Data records
□ □ □ □ □ □ □

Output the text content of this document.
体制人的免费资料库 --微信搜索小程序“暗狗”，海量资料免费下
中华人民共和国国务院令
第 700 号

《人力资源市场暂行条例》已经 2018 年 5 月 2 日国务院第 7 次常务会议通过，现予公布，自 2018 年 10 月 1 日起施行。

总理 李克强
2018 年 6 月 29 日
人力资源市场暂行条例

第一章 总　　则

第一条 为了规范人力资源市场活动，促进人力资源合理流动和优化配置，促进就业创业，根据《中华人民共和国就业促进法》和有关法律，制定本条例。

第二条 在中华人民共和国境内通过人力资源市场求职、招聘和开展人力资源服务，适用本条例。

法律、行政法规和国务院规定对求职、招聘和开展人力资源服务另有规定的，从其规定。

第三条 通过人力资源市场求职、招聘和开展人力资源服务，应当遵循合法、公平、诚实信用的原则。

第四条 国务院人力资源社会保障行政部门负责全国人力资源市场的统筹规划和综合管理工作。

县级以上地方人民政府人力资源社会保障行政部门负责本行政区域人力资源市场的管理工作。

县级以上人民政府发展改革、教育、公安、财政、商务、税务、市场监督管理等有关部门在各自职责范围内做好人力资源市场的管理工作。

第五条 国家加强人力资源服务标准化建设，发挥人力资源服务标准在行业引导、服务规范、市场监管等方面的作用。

□ □ □ □ □ □ □

Prompt. Reproduce the material above exactly; please quote every line of it.

Worked answer.
Output the text content of this document.
体制人的免费资料库 --微信搜索小程序“暗狗”，海量资料免费下
中华人民共和国国务院令
第 700 号

《人力资源市场暂行条例》已经 2018 年 5 月 2 日国务院第 7 次常务会议通过，现予公布，自 2018 年 10 月 1 日起施行。

总理 李克强
2018 年 6 月 29 日
人力资源市场暂行条例

第一章 总　　则

第一条 为了规范人力资源市场活动，促进人力资源合理流动和优化配置，促进就业创业，根据《中华人民共和国就业促进法》和有关法律，制定本条例。

第二条 在中华人民共和国境内通过人力资源市场求职、招聘和开展人力资源服务，适用本条例。

法律、行政法规和国务院规定对求职、招聘和开展人力资源服务另有规定的，从其规定。

第三条 通过人力资源市场求职、招聘和开展人力资源服务，应当遵循合法、公平、诚实信用的原则。

第四条 国务院人力资源社会保障行政部门负责全国人力资源市场的统筹规划和综合管理工作。

县级以上地方人民政府人力资源社会保障行政部门负责本行政区域人力资源市场的管理工作。

县级以上人民政府发展改革、教育、公安、财政、商务、税务、市场监督管理等有关部门在各自职责范围内做好人力资源市场的管理工作。

第五条 国家加强人力资源服务标准化建设，发挥人力资源服务标准在行业引导、服务规范、市场监管等方面的作用。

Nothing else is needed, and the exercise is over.